| YOUR OBJECTIVE |
Retype the data that follows line by line, exactly, and leave its pictures out.

_ _ _ _ _ _ _

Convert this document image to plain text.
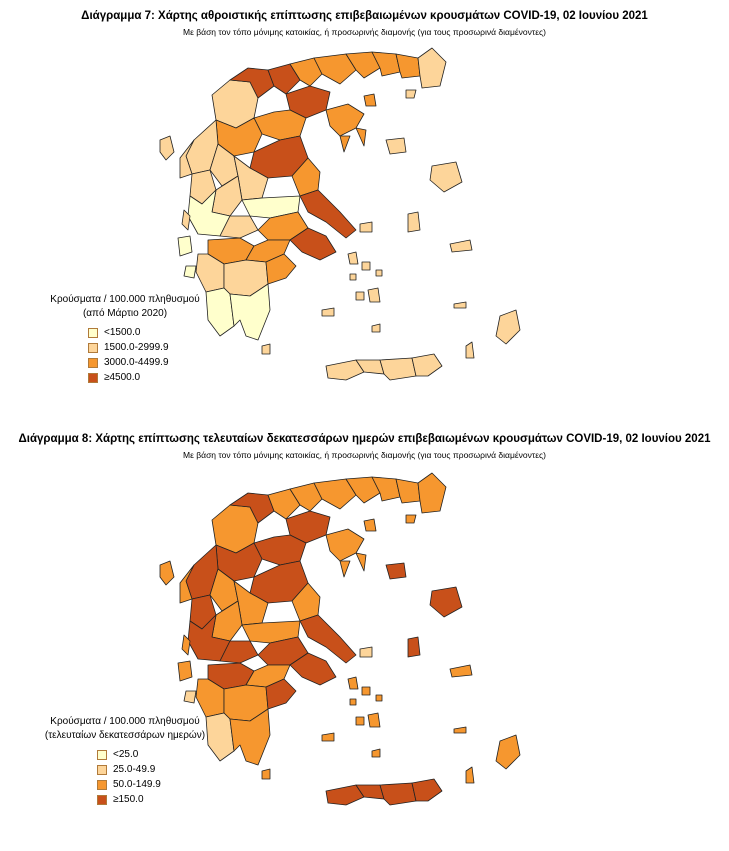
Διάγραμμα 7: Χάρτης αθροιστικής επίπτωσης επιβεβαιωμένων κρουσμάτων COVID-19, 02 Ιουνίου 2021
Με βάση τον τόπο μόνιμης κατοικίας, ή προσωρινής διαμονής (για τους προσωρινά διαμένοντες)
Κρούσματα / 100.000 πληθυσμού
(από Μάρτιο 2020)
<1500.0
1500.0-2999.9
3000.0-4499.9
≥4500.0
Διάγραμμα 8: Χάρτης επίπτωσης τελευταίων δεκατεσσάρων ημερών επιβεβαιωμένων κρουσμάτων COVID-19, 02 Ιουνίου 2021
Με βάση τον τόπο μόνιμης κατοικίας, ή προσωρινής διαμονής (για τους προσωρινά διαμένοντες)
Κρούσματα / 100.000 πληθυσμού
(τελευταίων δεκατεσσάρων ημερών)
<25.0
25.0-49.9
50.0-149.9
≥150.0
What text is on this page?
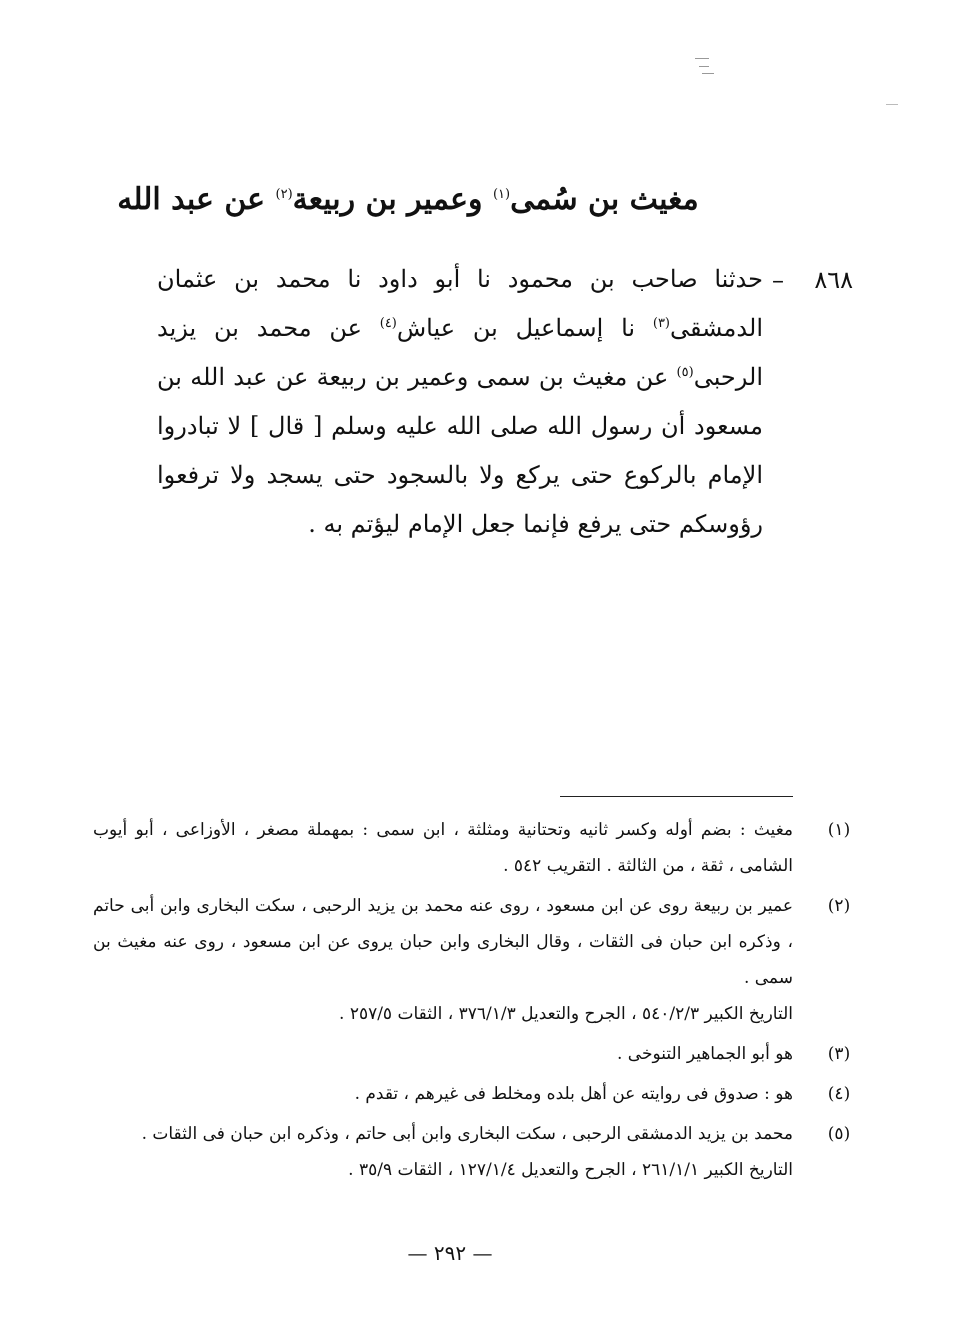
مغيث بن سُمى$^{(١)}$ وعمير بن ربيعة$^{(٢)}$ عن عبد الله
٨٦٨
–

حدثنا صاحب بن محمود نا أبو داود نا محمد بن عثمان الدمشقى$^{(٣)}$ نا إسماعيل بن عياش$^{(٤)}$ عن محمد بن يزيد الرحبى$^{(٥)}$ عن مغيث بن سمى وعمير بن ربيعة عن عبد الله بن مسعود أن رسول الله صلى الله عليه وسلم [ قال ] لا تبادروا الإمام بالركوع حتى يركع ولا بالسجود حتى يسجد ولا ترفعوا رؤوسكم حتى يرفع فإنما جعل الإمام ليؤتم به .

(١)

مغيث : بضم أوله وكسر ثانيه وتحتانية ومثلثة ، ابن سمى : بمهملة مصغر ، الأوزاعى ، أبو أيوب الشامى ، ثقة ، من الثالثة . التقريب ٥٤٢ .

(٢)

عمير بن ربيعة روى عن ابن مسعود ، روى عنه محمد بن يزيد الرحبى ، سكت البخارى وابن أبى حاتم ، وذكره ابن حبان فى الثقات ، وقال البخارى وابن حبان يروى عن ابن مسعود ، روى عنه مغيث بن سمى .

التاريخ الكبير ٥٤٠/٢/٣ ، الجرح والتعديل ٣٧٦/١/٣ ، الثقات ٢٥٧/٥ .

(٣)

هو أبو الجماهير التنوخى .

(٤)

هو : صدوق فى روايته عن أهل بلده ومخلط فى غيرهم ، تقدم .

(٥)

محمد بن يزيد الدمشقى الرحبى ، سكت البخارى وابن أبى حاتم ، وذكره ابن حبان فى الثقات .

التاريخ الكبير ٢٦١/١/١ ، الجرح والتعديل ١٢٧/١/٤ ، الثقات ٣٥/٩ .

— ٢٩٢ —
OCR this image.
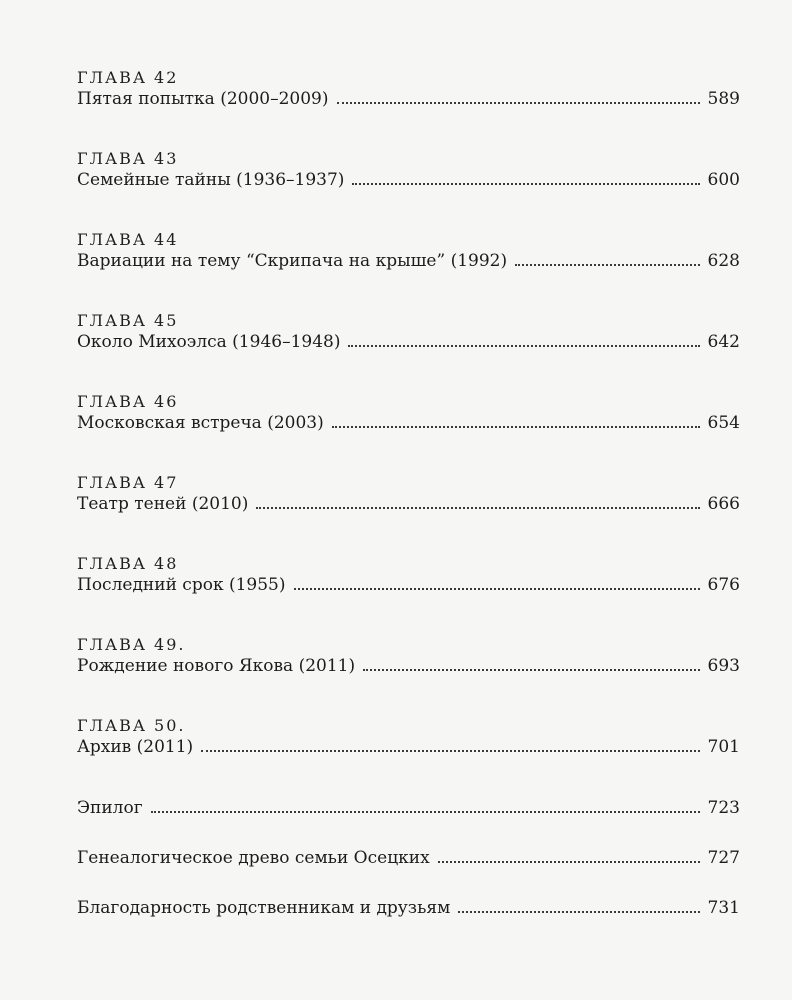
ГЛАВА 42
Пятая попытка (2000–2009)	589
ГЛАВА 43
Семейные тайны (1936–1937)	600
ГЛАВА 44
Вариации на тему “Скрипача на крыше” (1992)	628
ГЛАВА 45
Около Михоэлса (1946–1948)	642
ГЛАВА 46
Московская встреча (2003)	654
ГЛАВА 47
Театр теней (2010)	666
ГЛАВА 48
Последний срок (1955)	676
ГЛАВА 49.
Рождение нового Якова (2011)	693
ГЛАВА 50.
Архив (2011)	701
Эпилог	723
Генеалогическое древо семьи Осецких	727
Благодарность родственникам и друзьям	731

_ _ _ _ _ _ _

| FINAL ANSWER |
Convert this document image to plain text.
Διάγραμμα 7: Χάρτης αθροιστικής επίπτωσης επιβεβαιωμένων κρουσμάτων COVID-19, 02 Ιουνίου 2021
Με βάση τον τόπο μόνιμης κατοικίας, ή προσωρινής διαμονής (για τους προσωρινά διαμένοντες)
Κρούσματα / 100.000 πληθυσμού
(από Μάρτιο 2020)
<1500.0
1500.0-2999.9
3000.0-4499.9
≥4500.0
Διάγραμμα 8: Χάρτης επίπτωσης τελευταίων δεκατεσσάρων ημερών επιβεβαιωμένων κρουσμάτων COVID-19, 02 Ιουνίου 2021
Με βάση τον τόπο μόνιμης κατοικίας, ή προσωρινής διαμονής (για τους προσωρινά διαμένοντες)
Κρούσματα / 100.000 πληθυσμού
(τελευταίων δεκατεσσάρων ημερών)
<25.0
25.0-49.9
50.0-149.9
≥150.0
What text is on this page?
مغيث بن سُمى$^{(١)}$ وعمير بن ربيعة$^{(٢)}$ عن عبد الله
٨٦٨
–

حدثنا صاحب بن محمود نا أبو داود نا محمد بن عثمان الدمشقى$^{(٣)}$ نا إسماعيل بن عياش$^{(٤)}$ عن محمد بن يزيد الرحبى$^{(٥)}$ عن مغيث بن سمى وعمير بن ربيعة عن عبد الله بن مسعود أن رسول الله صلى الله عليه وسلم [ قال ] لا تبادروا الإمام بالركوع حتى يركع ولا بالسجود حتى يسجد ولا ترفعوا رؤوسكم حتى يرفع فإنما جعل الإمام ليؤتم به .

(١)

مغيث : بضم أوله وكسر ثانيه وتحتانية ومثلثة ، ابن سمى : بمهملة مصغر ، الأوزاعى ، أبو أيوب الشامى ، ثقة ، من الثالثة . التقريب ٥٤٢ .

(٢)

عمير بن ربيعة روى عن ابن مسعود ، روى عنه محمد بن يزيد الرحبى ، سكت البخارى وابن أبى حاتم ، وذكره ابن حبان فى الثقات ، وقال البخارى وابن حبان يروى عن ابن مسعود ، روى عنه مغيث بن سمى .

التاريخ الكبير ٥٤٠/٢/٣ ، الجرح والتعديل ٣٧٦/١/٣ ، الثقات ٢٥٧/٥ .

(٣)

هو أبو الجماهير التنوخى .

(٤)

هو : صدوق فى روايته عن أهل بلده ومخلط فى غيرهم ، تقدم .

(٥)

محمد بن يزيد الدمشقى الرحبى ، سكت البخارى وابن أبى حاتم ، وذكره ابن حبان فى الثقات .

التاريخ الكبير ٢٦١/١/١ ، الجرح والتعديل ١٢٧/١/٤ ، الثقات ٣٥/٩ .

— ٢٩٢ —
OCR this image.
ГЛАВА 42
Пятая попытка (2000–2009)	589
ГЛАВА 43
Семейные тайны (1936–1937)	600
ГЛАВА 44
Вариации на тему “Скрипача на крыше” (1992)	628
ГЛАВА 45
Около Михоэлса (1946–1948)	642
ГЛАВА 46
Московская встреча (2003)	654
ГЛАВА 47
Театр теней (2010)	666
ГЛАВА 48
Последний срок (1955)	676
ГЛАВА 49.
Рождение нового Якова (2011)	693
ГЛАВА 50.
Архив (2011)	701
Эпилог	723
Генеалогическое древо семьи Осецких	727
Благодарность родственникам и друзьям	731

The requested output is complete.